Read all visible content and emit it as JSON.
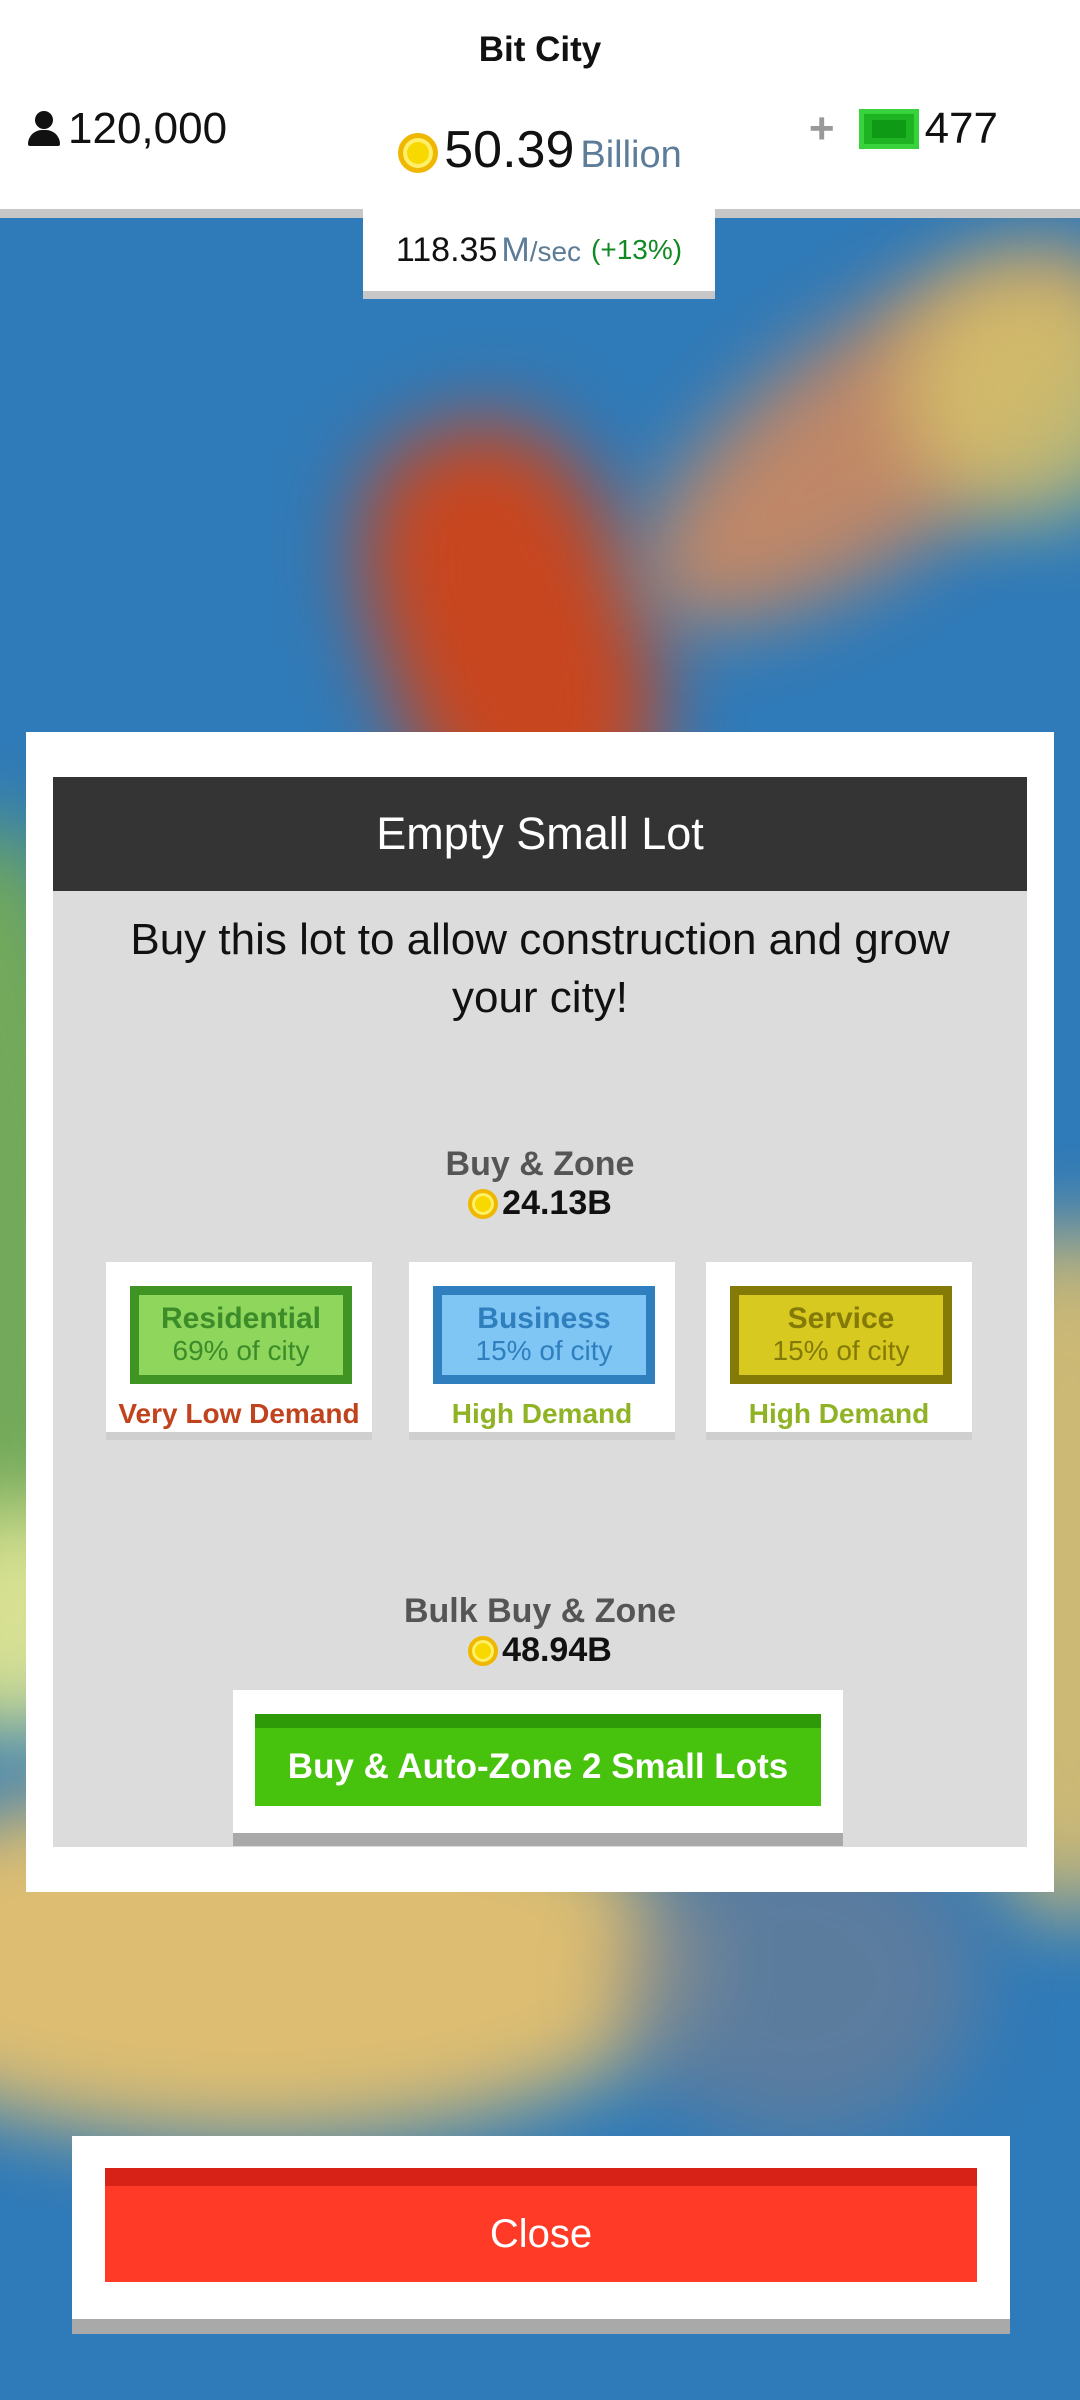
{
  "app": {
    "title": "Bit City"
  },
  "header": {
    "population": "120,000",
    "money_value": "50.39",
    "money_unit": "Billion",
    "rate_value": "118.35",
    "rate_unit": "M",
    "rate_suffix": "/sec",
    "rate_change": "(+13%)",
    "cash_plus": "+",
    "cash": "477"
  },
  "dialog": {
    "title": "Empty Small Lot",
    "description": "Buy this lot to allow construction and grow your city!",
    "buy_zone_label": "Buy & Zone",
    "buy_zone_price": "24.13B",
    "zones": [
      {
        "name": "Residential",
        "share": "69% of city",
        "demand": "Very Low Demand"
      },
      {
        "name": "Business",
        "share": "15% of city",
        "demand": "High Demand"
      },
      {
        "name": "Service",
        "share": "15% of city",
        "demand": "High Demand"
      }
    ],
    "bulk_label": "Bulk Buy & Zone",
    "bulk_price": "48.94B",
    "bulk_button": "Buy & Auto-Zone 2 Small Lots"
  },
  "close_button": "Close",
  "colors": {
    "header_bg": "#ffffff",
    "dialog_title_bg": "#343434",
    "residential": "#8ed65c",
    "business": "#7fc6f5",
    "service": "#d7c91f",
    "low_demand": "#c0431e",
    "high_demand": "#8fb324",
    "buy_button": "#47c20d",
    "close_button": "#ff3b28"
  },
  "icons": [
    "person-icon",
    "coin-icon",
    "cash-bill-icon"
  ]
}
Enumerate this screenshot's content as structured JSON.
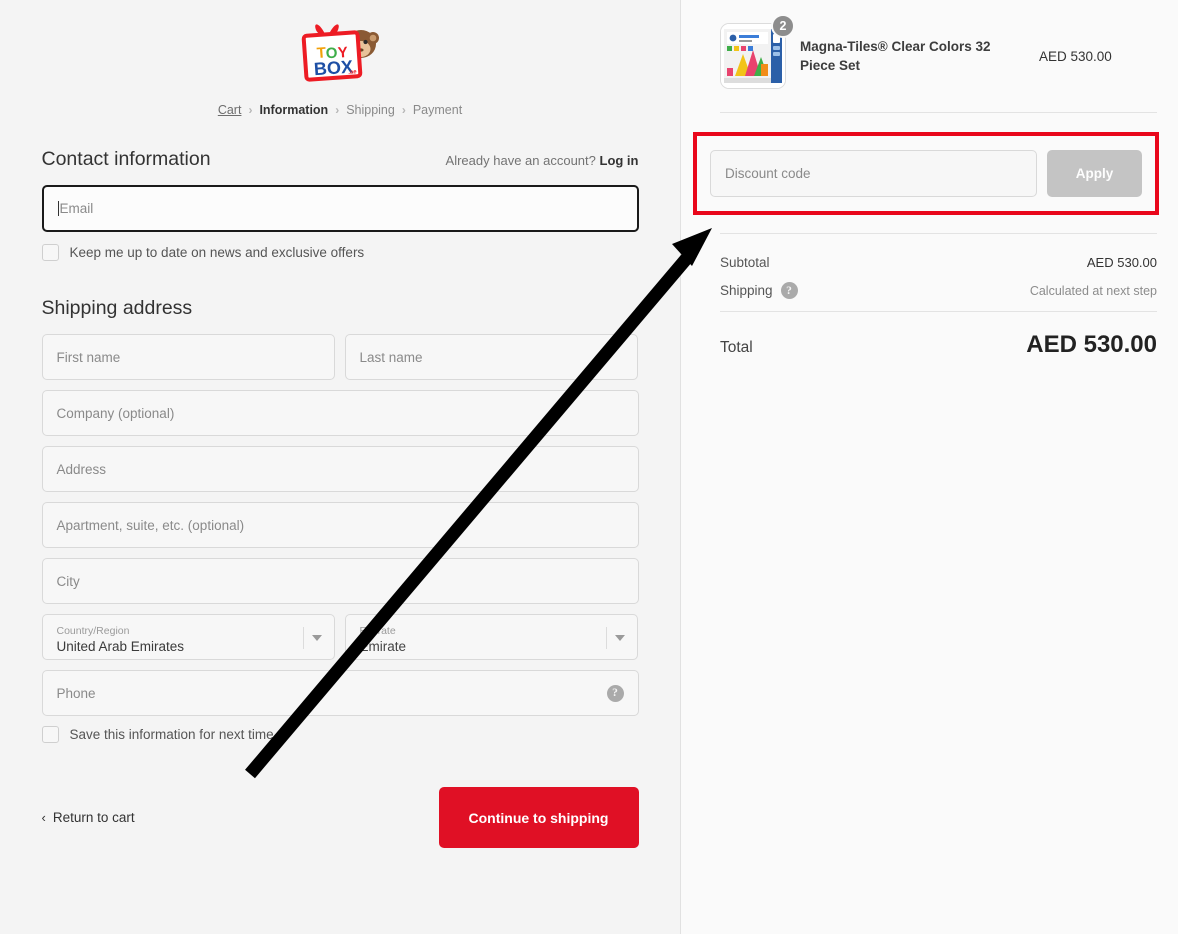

EXERCISE DIRECTIONS: Show every line in the records above that contains the word "content".

PROBLEM SOLUTION:
Read all visible content and emit it as JSON.
Enumerate this screenshot's content as structured JSON.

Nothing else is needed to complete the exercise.